Output the lines that follow exactly as they are.

** BEGIN **

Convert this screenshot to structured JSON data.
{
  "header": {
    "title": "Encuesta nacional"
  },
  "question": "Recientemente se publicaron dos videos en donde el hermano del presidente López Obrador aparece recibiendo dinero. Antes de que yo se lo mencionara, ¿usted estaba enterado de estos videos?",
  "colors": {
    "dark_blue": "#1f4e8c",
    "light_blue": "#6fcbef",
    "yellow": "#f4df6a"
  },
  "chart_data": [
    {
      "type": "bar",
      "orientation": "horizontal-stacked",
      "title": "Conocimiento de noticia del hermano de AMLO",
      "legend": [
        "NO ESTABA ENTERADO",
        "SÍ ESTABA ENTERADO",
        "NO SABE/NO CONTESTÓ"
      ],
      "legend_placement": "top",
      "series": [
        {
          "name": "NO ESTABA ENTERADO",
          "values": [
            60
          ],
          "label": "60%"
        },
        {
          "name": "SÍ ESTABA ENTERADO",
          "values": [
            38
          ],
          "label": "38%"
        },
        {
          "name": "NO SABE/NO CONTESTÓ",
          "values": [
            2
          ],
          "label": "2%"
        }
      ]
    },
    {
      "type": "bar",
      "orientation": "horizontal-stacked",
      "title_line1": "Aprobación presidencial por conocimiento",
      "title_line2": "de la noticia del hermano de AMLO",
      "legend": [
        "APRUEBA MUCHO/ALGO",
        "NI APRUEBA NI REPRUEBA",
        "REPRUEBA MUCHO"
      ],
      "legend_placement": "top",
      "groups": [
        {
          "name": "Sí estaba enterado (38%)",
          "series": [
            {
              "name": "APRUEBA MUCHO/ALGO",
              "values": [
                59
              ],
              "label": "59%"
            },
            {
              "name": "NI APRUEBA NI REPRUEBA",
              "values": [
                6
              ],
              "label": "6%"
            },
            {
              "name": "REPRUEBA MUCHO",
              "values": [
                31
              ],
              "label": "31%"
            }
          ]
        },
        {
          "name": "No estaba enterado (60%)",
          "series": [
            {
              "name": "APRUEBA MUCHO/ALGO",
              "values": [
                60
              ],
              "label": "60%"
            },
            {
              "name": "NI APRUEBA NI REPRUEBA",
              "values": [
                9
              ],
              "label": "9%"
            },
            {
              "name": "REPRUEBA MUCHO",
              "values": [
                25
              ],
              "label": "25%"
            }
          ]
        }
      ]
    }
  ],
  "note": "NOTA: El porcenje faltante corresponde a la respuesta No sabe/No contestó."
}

** END **

* **Output of the exercise**:
Convert this screenshot to structured JSON data.
{
  "header": {
    "title": "Encuesta nacional"
  },
  "question": "Recientemente se publicaron dos videos en donde el hermano del presidente López Obrador aparece recibiendo dinero. Antes de que yo se lo mencionara, ¿usted estaba enterado de estos videos?",
  "colors": {
    "dark_blue": "#1f4e8c",
    "light_blue": "#6fcbef",
    "yellow": "#f4df6a"
  },
  "chart_data": [
    {
      "type": "bar",
      "orientation": "horizontal-stacked",
      "title": "Conocimiento de noticia del hermano de AMLO",
      "legend": [
        "NO ESTABA ENTERADO",
        "SÍ ESTABA ENTERADO",
        "NO SABE/NO CONTESTÓ"
      ],
      "legend_placement": "top",
      "series": [
        {
          "name": "NO ESTABA ENTERADO",
          "values": [
            60
          ],
          "label": "60%"
        },
        {
          "name": "SÍ ESTABA ENTERADO",
          "values": [
            38
          ],
          "label": "38%"
        },
        {
          "name": "NO SABE/NO CONTESTÓ",
          "values": [
            2
          ],
          "label": "2%"
        }
      ]
    },
    {
      "type": "bar",
      "orientation": "horizontal-stacked",
      "title_line1": "Aprobación presidencial por conocimiento",
      "title_line2": "de la noticia del hermano de AMLO",
      "legend": [
        "APRUEBA MUCHO/ALGO",
        "NI APRUEBA NI REPRUEBA",
        "REPRUEBA MUCHO"
      ],
      "legend_placement": "top",
      "groups": [
        {
          "name": "Sí estaba enterado (38%)",
          "series": [
            {
              "name": "APRUEBA MUCHO/ALGO",
              "values": [
                59
              ],
              "label": "59%"
            },
            {
              "name": "NI APRUEBA NI REPRUEBA",
              "values": [
                6
              ],
              "label": "6%"
            },
            {
              "name": "REPRUEBA MUCHO",
              "values": [
                31
              ],
              "label": "31%"
            }
          ]
        },
        {
          "name": "No estaba enterado (60%)",
          "series": [
            {
              "name": "APRUEBA MUCHO/ALGO",
              "values": [
                60
              ],
              "label": "60%"
            },
            {
              "name": "NI APRUEBA NI REPRUEBA",
              "values": [
                9
              ],
              "label": "9%"
            },
            {
              "name": "REPRUEBA MUCHO",
              "values": [
                25
              ],
              "label": "25%"
            }
          ]
        }
      ]
    }
  ],
  "note": "NOTA: El porcenje faltante corresponde a la respuesta No sabe/No contestó."
}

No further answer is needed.